SET EXERCISE -
Without the pictures, copy the entries below word for word.

Saved entries -
--
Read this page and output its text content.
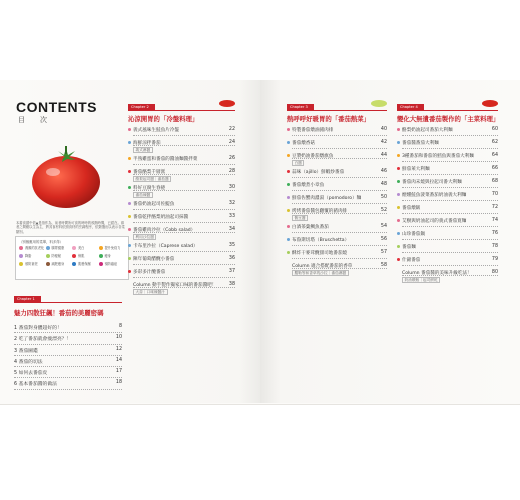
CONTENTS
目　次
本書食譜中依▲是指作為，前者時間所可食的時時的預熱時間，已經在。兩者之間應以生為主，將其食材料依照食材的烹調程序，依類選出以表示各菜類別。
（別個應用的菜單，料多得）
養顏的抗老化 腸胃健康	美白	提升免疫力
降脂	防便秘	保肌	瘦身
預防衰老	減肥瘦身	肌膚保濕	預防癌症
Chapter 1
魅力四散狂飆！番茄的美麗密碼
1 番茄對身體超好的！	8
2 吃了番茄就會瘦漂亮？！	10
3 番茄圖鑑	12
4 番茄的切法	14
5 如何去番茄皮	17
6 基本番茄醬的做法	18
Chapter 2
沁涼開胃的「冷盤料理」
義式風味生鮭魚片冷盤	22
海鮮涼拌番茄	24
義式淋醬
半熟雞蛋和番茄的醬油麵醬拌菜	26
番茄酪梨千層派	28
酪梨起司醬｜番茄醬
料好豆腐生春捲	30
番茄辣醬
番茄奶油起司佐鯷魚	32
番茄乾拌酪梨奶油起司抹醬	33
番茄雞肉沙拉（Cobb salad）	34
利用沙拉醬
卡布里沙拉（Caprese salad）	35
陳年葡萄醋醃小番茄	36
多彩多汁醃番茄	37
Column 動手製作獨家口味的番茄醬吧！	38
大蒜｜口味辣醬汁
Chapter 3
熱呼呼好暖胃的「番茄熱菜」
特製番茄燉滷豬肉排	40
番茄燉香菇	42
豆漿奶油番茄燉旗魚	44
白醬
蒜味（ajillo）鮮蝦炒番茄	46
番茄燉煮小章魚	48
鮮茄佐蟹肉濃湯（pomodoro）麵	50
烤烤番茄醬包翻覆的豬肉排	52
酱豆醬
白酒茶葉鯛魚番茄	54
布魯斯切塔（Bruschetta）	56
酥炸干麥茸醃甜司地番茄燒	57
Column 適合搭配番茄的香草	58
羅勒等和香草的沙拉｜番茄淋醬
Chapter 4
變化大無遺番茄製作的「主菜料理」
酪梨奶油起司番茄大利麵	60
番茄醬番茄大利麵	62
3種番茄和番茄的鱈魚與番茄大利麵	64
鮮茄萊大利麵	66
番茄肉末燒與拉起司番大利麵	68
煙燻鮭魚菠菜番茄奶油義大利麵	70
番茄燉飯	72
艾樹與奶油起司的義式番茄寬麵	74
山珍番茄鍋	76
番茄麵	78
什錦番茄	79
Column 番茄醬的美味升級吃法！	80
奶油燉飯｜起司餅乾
--
SOLUTION TO THE EXERCISE -
Read this page and output its text content.
CONTENTS
目　次
本書食譜中依▲是指作為，前者時間所可食的時時的預熱時間，已經在。兩者之間應以生為主，將其食材料依照食材的烹調程序，依類選出以表示各菜類別。
（別個應用的菜單，料多得）
養顏的抗老化 腸胃健康	美白	提升免疫力
降脂	防便秘	保肌	瘦身
預防衰老	減肥瘦身	肌膚保濕	預防癌症
Chapter 1
魅力四散狂飆！番茄的美麗密碼
1 番茄對身體超好的！	8
2 吃了番茄就會瘦漂亮？！	10
3 番茄圖鑑	12
4 番茄的切法	14
5 如何去番茄皮	17
6 基本番茄醬的做法	18
Chapter 2
沁涼開胃的「冷盤料理」
義式風味生鮭魚片冷盤	22
海鮮涼拌番茄	24
義式淋醬
半熟雞蛋和番茄的醬油麵醬拌菜	26
番茄酪梨千層派	28
酪梨起司醬｜番茄醬
料好豆腐生春捲	30
番茄辣醬
番茄奶油起司佐鯷魚	32
番茄乾拌酪梨奶油起司抹醬	33
番茄雞肉沙拉（Cobb salad）	34
利用沙拉醬
卡布里沙拉（Caprese salad）	35
陳年葡萄醋醃小番茄	36
多彩多汁醃番茄	37
Column 動手製作獨家口味的番茄醬吧！	38
大蒜｜口味辣醬汁
Chapter 3
熱呼呼好暖胃的「番茄熱菜」
特製番茄燉滷豬肉排	40
番茄燉香菇	42
豆漿奶油番茄燉旗魚	44
白醬
蒜味（ajillo）鮮蝦炒番茄	46
番茄燉煮小章魚	48
鮮茄佐蟹肉濃湯（pomodoro）麵	50
烤烤番茄醬包翻覆的豬肉排	52
酱豆醬
白酒茶葉鯛魚番茄	54
布魯斯切塔（Bruschetta）	56
酥炸干麥茸醃甜司地番茄燒	57
Column 適合搭配番茄的香草	58
羅勒等和香草的沙拉｜番茄淋醬
Chapter 4
變化大無遺番茄製作的「主菜料理」
酪梨奶油起司番茄大利麵	60
番茄醬番茄大利麵	62
3種番茄和番茄的鱈魚與番茄大利麵	64
鮮茄萊大利麵	66
番茄肉末燒與拉起司番大利麵	68
煙燻鮭魚菠菜番茄奶油義大利麵	70
番茄燉飯	72
艾樹與奶油起司的義式番茄寬麵	74
山珍番茄鍋	76
番茄麵	78
什錦番茄	79
Column 番茄醬的美味升級吃法！	80
奶油燉飯｜起司餅乾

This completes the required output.